EXERCISE PROMPT: State the number of lines, and only that number, in which the word "paciente" appears.

**** RECORD EXCERPTS ****

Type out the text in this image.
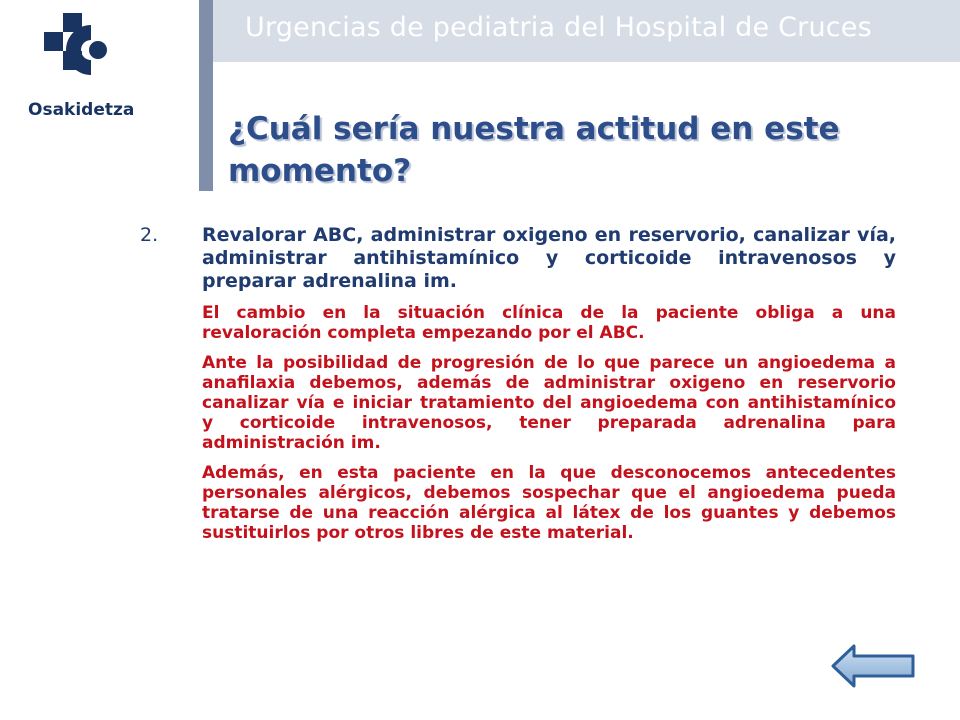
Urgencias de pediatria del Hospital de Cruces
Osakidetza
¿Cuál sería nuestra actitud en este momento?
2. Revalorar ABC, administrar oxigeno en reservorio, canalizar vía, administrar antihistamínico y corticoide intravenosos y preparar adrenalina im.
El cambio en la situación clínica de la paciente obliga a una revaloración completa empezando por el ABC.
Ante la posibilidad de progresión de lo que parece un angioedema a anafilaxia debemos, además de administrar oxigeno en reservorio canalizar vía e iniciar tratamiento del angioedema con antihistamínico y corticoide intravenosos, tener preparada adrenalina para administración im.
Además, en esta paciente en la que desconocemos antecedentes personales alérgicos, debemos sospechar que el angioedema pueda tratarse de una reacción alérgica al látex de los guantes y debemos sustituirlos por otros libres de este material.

****

COMPLETE OUTPUT: 2